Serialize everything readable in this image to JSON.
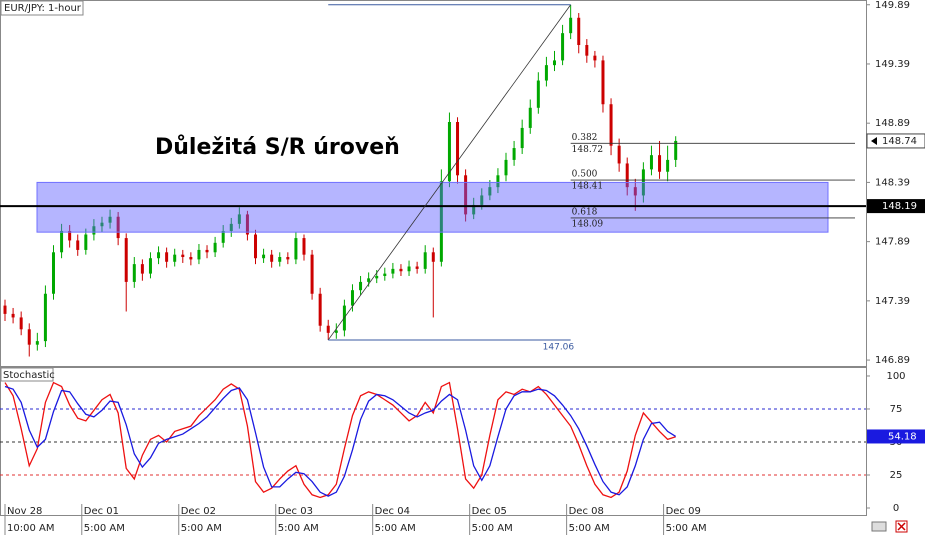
{
  "chart_data": [
    {
      "type": "candlestick",
      "title": "EUR/JPY: 1-hour",
      "annotation": "Důležitá S/R úroveň",
      "up_color": "#00a800",
      "down_color": "#cc0000",
      "ylim": [
        146.84,
        149.93
      ],
      "yticks": [
        149.89,
        149.39,
        148.89,
        148.39,
        147.89,
        147.39,
        146.89
      ],
      "xlim": [
        -1.24,
        213.1
      ],
      "sr_level": 148.19,
      "sr_zone": [
        147.97,
        148.39
      ],
      "fib": {
        "low": 147.06,
        "high": 149.89,
        "low_x": 80,
        "high_x": 140,
        "levels": [
          {
            "ratio": "0.382",
            "price": 148.72
          },
          {
            "ratio": "0.500",
            "price": 148.41
          },
          {
            "ratio": "0.618",
            "price": 148.09
          }
        ]
      },
      "x": [
        0,
        2,
        4,
        6,
        8,
        10,
        12,
        14,
        16,
        18,
        20,
        22,
        24,
        26,
        28,
        30,
        32,
        34,
        36,
        38,
        40,
        42,
        44,
        46,
        48,
        50,
        52,
        54,
        56,
        58,
        60,
        62,
        64,
        66,
        68,
        70,
        72,
        74,
        76,
        78,
        80,
        82,
        84,
        86,
        88,
        90,
        92,
        94,
        96,
        98,
        100,
        102,
        104,
        106,
        108,
        110,
        112,
        114,
        116,
        118,
        120,
        122,
        124,
        126,
        128,
        130,
        132,
        134,
        136,
        138,
        140,
        142,
        144,
        146,
        148,
        150,
        152,
        154,
        156,
        158,
        160,
        162,
        164,
        166
      ],
      "open": [
        147.35,
        147.28,
        147.25,
        147.15,
        147.02,
        147.05,
        147.45,
        147.8,
        147.98,
        147.9,
        147.82,
        147.95,
        148.02,
        148.05,
        148.1,
        147.92,
        147.55,
        147.7,
        147.62,
        147.75,
        147.8,
        147.72,
        147.78,
        147.76,
        147.74,
        147.82,
        147.8,
        147.88,
        147.98,
        148.04,
        148.12,
        147.95,
        147.75,
        147.78,
        147.72,
        147.76,
        147.74,
        147.92,
        147.78,
        147.45,
        147.18,
        147.12,
        147.14,
        147.35,
        147.48,
        147.55,
        147.58,
        147.6,
        147.62,
        147.66,
        147.64,
        147.68,
        147.66,
        147.8,
        147.72,
        148.4,
        148.9,
        148.45,
        148.12,
        148.2,
        148.28,
        148.35,
        148.45,
        148.58,
        148.68,
        148.85,
        149.02,
        149.25,
        149.38,
        149.42,
        149.65,
        149.78,
        149.55,
        149.46,
        149.42,
        149.05,
        148.7,
        148.55,
        148.35,
        148.28,
        148.5,
        148.62,
        148.48,
        148.58
      ],
      "high": [
        147.4,
        147.33,
        147.3,
        147.2,
        147.12,
        147.52,
        147.86,
        148.04,
        148.03,
        147.95,
        148.0,
        148.08,
        148.1,
        148.16,
        148.14,
        147.96,
        147.76,
        147.74,
        147.8,
        147.85,
        147.84,
        147.83,
        147.82,
        147.8,
        147.87,
        147.86,
        147.93,
        148.03,
        148.09,
        148.18,
        148.15,
        147.99,
        147.83,
        147.82,
        147.8,
        147.8,
        147.97,
        147.95,
        147.82,
        147.5,
        147.23,
        147.2,
        147.4,
        147.53,
        147.6,
        147.63,
        147.65,
        147.67,
        147.71,
        147.7,
        147.73,
        147.72,
        147.86,
        147.84,
        148.5,
        148.98,
        148.94,
        148.5,
        148.26,
        148.34,
        148.41,
        148.51,
        148.64,
        148.74,
        148.92,
        149.09,
        149.32,
        149.45,
        149.5,
        149.72,
        149.89,
        149.82,
        149.6,
        149.5,
        149.46,
        149.1,
        148.76,
        148.6,
        148.42,
        148.56,
        148.7,
        148.74,
        148.7,
        148.78
      ],
      "low": [
        147.22,
        147.2,
        147.1,
        146.92,
        146.97,
        147.0,
        147.4,
        147.75,
        147.84,
        147.77,
        147.78,
        147.9,
        147.97,
        148.0,
        147.86,
        147.3,
        147.5,
        147.56,
        147.58,
        147.7,
        147.67,
        147.68,
        147.71,
        147.69,
        147.7,
        147.75,
        147.76,
        147.84,
        147.93,
        148.0,
        147.9,
        147.7,
        147.71,
        147.67,
        147.68,
        147.7,
        147.7,
        147.73,
        147.4,
        147.13,
        147.06,
        147.07,
        147.09,
        147.3,
        147.44,
        147.51,
        147.54,
        147.56,
        147.58,
        147.6,
        147.6,
        147.62,
        147.62,
        147.25,
        147.68,
        148.35,
        148.38,
        148.06,
        148.08,
        148.16,
        148.24,
        148.3,
        148.4,
        148.53,
        148.63,
        148.8,
        148.97,
        149.2,
        149.33,
        149.38,
        149.6,
        149.48,
        149.4,
        149.36,
        148.98,
        148.62,
        148.48,
        148.28,
        148.15,
        148.22,
        148.45,
        148.42,
        148.4,
        148.52
      ],
      "close": [
        147.28,
        147.25,
        147.15,
        147.02,
        147.05,
        147.45,
        147.8,
        147.98,
        147.9,
        147.82,
        147.95,
        148.02,
        148.05,
        148.1,
        147.92,
        147.55,
        147.7,
        147.62,
        147.75,
        147.8,
        147.72,
        147.78,
        147.76,
        147.74,
        147.82,
        147.8,
        147.88,
        147.98,
        148.04,
        148.12,
        147.95,
        147.75,
        147.78,
        147.72,
        147.76,
        147.74,
        147.92,
        147.78,
        147.45,
        147.18,
        147.12,
        147.14,
        147.35,
        147.48,
        147.55,
        147.58,
        147.6,
        147.62,
        147.66,
        147.64,
        147.68,
        147.66,
        147.8,
        147.72,
        148.4,
        148.9,
        148.45,
        148.12,
        148.2,
        148.28,
        148.35,
        148.45,
        148.58,
        148.68,
        148.85,
        149.02,
        149.25,
        149.38,
        149.42,
        149.65,
        149.78,
        149.55,
        149.46,
        149.42,
        149.05,
        148.7,
        148.55,
        148.35,
        148.28,
        148.5,
        148.62,
        148.48,
        148.58,
        148.74
      ]
    },
    {
      "type": "line",
      "title": "Stochastic",
      "ylim": [
        -5.3,
        106.8
      ],
      "yticks": [
        100,
        75,
        50,
        25,
        0
      ],
      "levels": [
        75,
        50,
        25
      ],
      "level_colors": [
        "#2a2ad0",
        "#333333",
        "#e03030"
      ],
      "xlim": [
        -1.24,
        213.1
      ],
      "xticks": [
        {
          "value": 0,
          "label": "Nov 28"
        },
        {
          "value": 19,
          "label": "Dec 01"
        },
        {
          "value": 43,
          "label": "Dec 02"
        },
        {
          "value": 67,
          "label": "Dec 03"
        },
        {
          "value": 91,
          "label": "Dec 04"
        },
        {
          "value": 115,
          "label": "Dec 05"
        },
        {
          "value": 139,
          "label": "Dec 08"
        },
        {
          "value": 163,
          "label": "Dec 09"
        }
      ],
      "xtick_times": [
        "10:00 AM",
        "5:00 AM",
        "5:00 AM",
        "5:00 AM",
        "5:00 AM",
        "5:00 AM",
        "5:00 AM",
        "5:00 AM"
      ],
      "x": [
        0,
        2,
        4,
        6,
        8,
        10,
        12,
        14,
        16,
        18,
        20,
        22,
        24,
        26,
        28,
        30,
        32,
        34,
        36,
        38,
        40,
        42,
        44,
        46,
        48,
        50,
        52,
        54,
        56,
        58,
        60,
        62,
        64,
        66,
        68,
        70,
        72,
        74,
        76,
        78,
        80,
        82,
        84,
        86,
        88,
        90,
        92,
        94,
        96,
        98,
        100,
        102,
        104,
        106,
        108,
        110,
        112,
        114,
        116,
        118,
        120,
        122,
        124,
        126,
        128,
        130,
        132,
        134,
        136,
        138,
        140,
        142,
        144,
        146,
        148,
        150,
        152,
        154,
        156,
        158,
        160,
        162,
        164,
        166
      ],
      "series": [
        {
          "color": "#ee1111",
          "values": [
            95,
            85,
            60,
            32,
            45,
            80,
            95,
            92,
            78,
            68,
            66,
            74,
            82,
            86,
            72,
            30,
            22,
            40,
            52,
            55,
            50,
            58,
            60,
            62,
            70,
            76,
            82,
            90,
            94,
            90,
            62,
            20,
            12,
            15,
            22,
            28,
            32,
            18,
            10,
            8,
            10,
            18,
            45,
            70,
            85,
            88,
            86,
            82,
            78,
            72,
            66,
            70,
            80,
            72,
            92,
            95,
            60,
            22,
            15,
            25,
            55,
            82,
            88,
            86,
            90,
            88,
            92,
            86,
            78,
            70,
            62,
            48,
            32,
            18,
            10,
            8,
            12,
            28,
            55,
            72,
            65,
            58,
            52,
            54
          ]
        },
        {
          "color": "#1a1ae0",
          "values": [
            92,
            90,
            80,
            59,
            46,
            52,
            73,
            89,
            88,
            79,
            71,
            69,
            74,
            81,
            80,
            63,
            41,
            31,
            38,
            49,
            52,
            54,
            56,
            60,
            64,
            69,
            76,
            83,
            89,
            91,
            82,
            57,
            31,
            16,
            16,
            22,
            27,
            26,
            20,
            12,
            9,
            12,
            24,
            44,
            67,
            81,
            86,
            85,
            82,
            77,
            72,
            69,
            72,
            74,
            81,
            86,
            82,
            59,
            32,
            21,
            32,
            54,
            75,
            85,
            88,
            88,
            90,
            89,
            85,
            78,
            70,
            60,
            47,
            33,
            20,
            12,
            10,
            16,
            32,
            52,
            64,
            65,
            58,
            54.18
          ]
        }
      ]
    }
  ]
}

━━━━━━━━━━━━━━━━━━━━━━━━━━━━━━

### TASK INSTRUCTIONS
From the material above, copy each line that includes the word "price".

### EXERCISE OUTPUT
            "price": 148.72
            "price": 148.41
            "price": 148.09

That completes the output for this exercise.